SET EXERCISE: Return the number of lines in which the word "провоза" appears; add nothing else.

DATASET RECORDS:
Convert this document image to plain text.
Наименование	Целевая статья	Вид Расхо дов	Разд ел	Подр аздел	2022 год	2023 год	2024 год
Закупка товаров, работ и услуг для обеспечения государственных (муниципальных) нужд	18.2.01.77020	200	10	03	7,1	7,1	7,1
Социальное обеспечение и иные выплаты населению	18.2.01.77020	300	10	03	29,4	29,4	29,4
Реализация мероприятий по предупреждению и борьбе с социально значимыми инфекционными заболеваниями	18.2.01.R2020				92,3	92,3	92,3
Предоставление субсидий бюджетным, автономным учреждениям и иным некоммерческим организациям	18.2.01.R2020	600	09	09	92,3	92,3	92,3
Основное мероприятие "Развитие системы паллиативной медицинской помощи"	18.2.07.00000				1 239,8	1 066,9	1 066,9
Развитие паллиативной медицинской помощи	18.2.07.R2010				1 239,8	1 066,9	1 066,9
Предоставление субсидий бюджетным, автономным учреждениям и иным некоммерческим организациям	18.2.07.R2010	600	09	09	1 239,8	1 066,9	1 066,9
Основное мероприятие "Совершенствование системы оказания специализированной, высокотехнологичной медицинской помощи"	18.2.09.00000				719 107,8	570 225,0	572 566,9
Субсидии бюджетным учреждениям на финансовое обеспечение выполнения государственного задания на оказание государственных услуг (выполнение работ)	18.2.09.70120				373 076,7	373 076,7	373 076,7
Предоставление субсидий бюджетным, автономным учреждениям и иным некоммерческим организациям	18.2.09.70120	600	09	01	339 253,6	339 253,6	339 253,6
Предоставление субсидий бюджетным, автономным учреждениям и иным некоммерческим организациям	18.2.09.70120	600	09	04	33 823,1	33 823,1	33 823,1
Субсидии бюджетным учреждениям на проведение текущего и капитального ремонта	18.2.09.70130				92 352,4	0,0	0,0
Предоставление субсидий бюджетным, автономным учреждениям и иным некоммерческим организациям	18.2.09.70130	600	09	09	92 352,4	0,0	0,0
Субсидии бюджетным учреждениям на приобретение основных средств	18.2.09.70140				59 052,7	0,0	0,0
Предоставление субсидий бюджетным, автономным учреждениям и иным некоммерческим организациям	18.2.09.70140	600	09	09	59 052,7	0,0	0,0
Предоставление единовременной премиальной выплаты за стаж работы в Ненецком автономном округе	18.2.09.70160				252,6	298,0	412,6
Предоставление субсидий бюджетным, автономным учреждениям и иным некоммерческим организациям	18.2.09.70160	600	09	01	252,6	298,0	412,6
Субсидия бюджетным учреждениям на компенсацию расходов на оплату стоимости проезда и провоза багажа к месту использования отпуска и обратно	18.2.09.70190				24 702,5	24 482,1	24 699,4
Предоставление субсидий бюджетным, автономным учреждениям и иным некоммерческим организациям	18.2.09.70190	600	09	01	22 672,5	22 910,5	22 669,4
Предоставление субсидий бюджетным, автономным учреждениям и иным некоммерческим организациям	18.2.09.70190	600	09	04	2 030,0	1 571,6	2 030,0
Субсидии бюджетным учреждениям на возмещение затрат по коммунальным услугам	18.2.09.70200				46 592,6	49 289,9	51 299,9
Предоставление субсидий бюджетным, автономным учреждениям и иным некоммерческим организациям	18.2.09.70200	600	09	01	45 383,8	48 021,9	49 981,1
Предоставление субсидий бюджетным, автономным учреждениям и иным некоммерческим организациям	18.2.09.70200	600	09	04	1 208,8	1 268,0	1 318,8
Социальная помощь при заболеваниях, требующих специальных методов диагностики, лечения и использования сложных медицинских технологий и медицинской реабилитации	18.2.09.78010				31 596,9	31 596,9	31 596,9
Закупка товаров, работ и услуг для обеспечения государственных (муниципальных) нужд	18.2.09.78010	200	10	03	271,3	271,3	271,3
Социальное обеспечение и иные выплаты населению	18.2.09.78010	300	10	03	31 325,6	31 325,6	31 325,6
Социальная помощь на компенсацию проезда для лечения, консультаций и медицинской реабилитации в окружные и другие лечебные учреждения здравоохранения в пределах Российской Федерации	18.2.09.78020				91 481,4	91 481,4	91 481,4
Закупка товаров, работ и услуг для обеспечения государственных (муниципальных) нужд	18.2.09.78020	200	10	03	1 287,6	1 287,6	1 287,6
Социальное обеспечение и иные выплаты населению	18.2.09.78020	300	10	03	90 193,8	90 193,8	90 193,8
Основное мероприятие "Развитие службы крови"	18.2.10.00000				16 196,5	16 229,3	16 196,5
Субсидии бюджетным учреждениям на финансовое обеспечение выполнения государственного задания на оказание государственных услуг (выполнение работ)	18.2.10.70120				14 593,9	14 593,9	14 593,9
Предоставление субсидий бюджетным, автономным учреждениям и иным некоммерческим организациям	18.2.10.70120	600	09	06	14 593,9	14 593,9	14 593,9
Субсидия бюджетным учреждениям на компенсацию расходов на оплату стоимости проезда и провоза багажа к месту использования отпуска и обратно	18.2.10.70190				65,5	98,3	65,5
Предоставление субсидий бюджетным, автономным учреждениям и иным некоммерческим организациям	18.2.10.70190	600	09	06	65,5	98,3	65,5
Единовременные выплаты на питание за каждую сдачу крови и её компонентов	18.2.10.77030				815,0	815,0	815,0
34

RESPONSE FOR THIS EXERCISE: 2